3) Give away Alphas to anyone who will write a line of application
code for it. Applications sell systems, and we are woefully short of
applications that justify the higher price of an Alpha system. We have
internal dogfights galore about the technical superiority of one chip
over another, but the first question a *customer* asks is whether or
not the software they want runs on it. I've had to answer that with a
"NO" too many times. One potential developer I talked to said he'd
rather try to get a rebate from the IRS than to try and get help from
Digital to do a port of his code. At the same time, I saw piles of
workstations sitting unused in other Digital facilities, locked up in
cost center or cross-charge battles, or some such nonsense.
4) Everybody else says it, and I'll say it, too: Digital is a difficult
company to buy something from. We can't quote it right, we can't sell
it through this channel, we can't deliver it on time, we can't send the
right invoice to the right person, and we can't find the paperwork to
honor the warranty or service contract after the fact. Change this, or
the company will strangle in its own red tape. As long as we have 15
different order numbers at 15 different prices that refer to the same
physical part, we deserve to get kicked in the butt by HP, Compaq, etc.

RAW DATA =>
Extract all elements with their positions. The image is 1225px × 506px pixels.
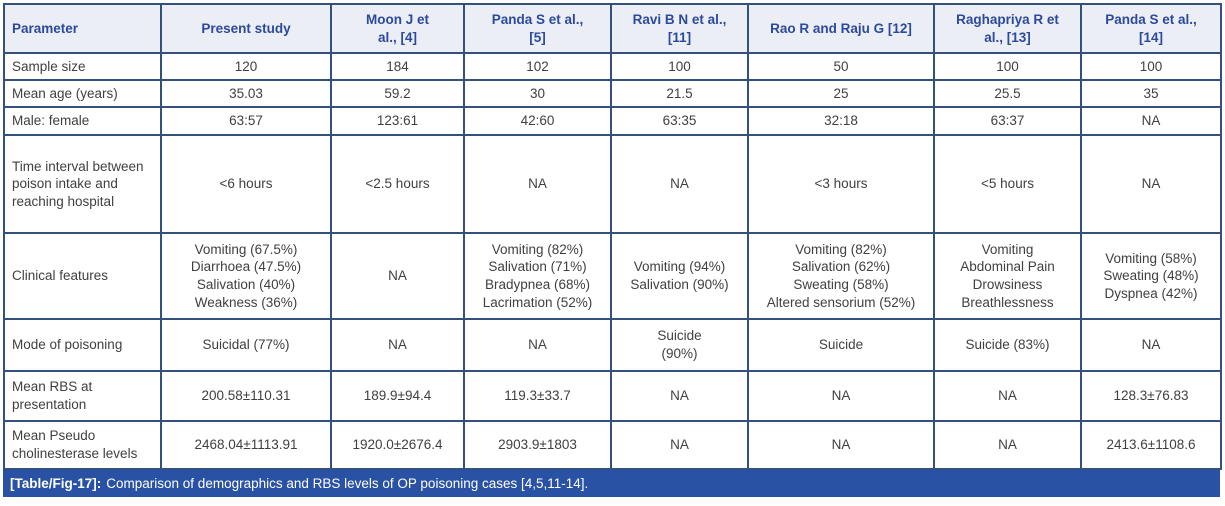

DO THIS =>
Pick up the passage about Digital after its final sentence and keep writing it. The listing has nothing to do with the passage about Digital.

RESPONSE TO THE TASK =>
5) Remember one of the qualities that got us to the top: service. We
still have something of a reputation left for service, but it may start
fading fast, especially with the ongoing MCS layoffs and deconstruction
of the SI organization. The one thing to our benefit is that all of our
competitors are getting even worse press about service levels than we
are. I see customers waking up to the true costs and benefits of full
service at the desktop and department levels, and that buying cut-rate
hardware with no service isn't such a great deal after all. We need to
truly fulfill all of our existing committments to quality service, and
develop some leading-edge marketing for new service offerings. But it
will take a major blow to the heads of certain product groups to get
them quit with the proprietary Digital-only approach. Our alliance with
Microsoft is a good start, but we need similar alliances with network
tool vendors, database vendors, and strategic applications vendors. Our
people should walk into an account armed with the latest and jazziest
tools, no matter who developed them. We should put as much effort into
developing service processes as we do into engineering processes. And
we should be able to go head-to-head with anyone (including the Big 6)
in our target areas of expertise.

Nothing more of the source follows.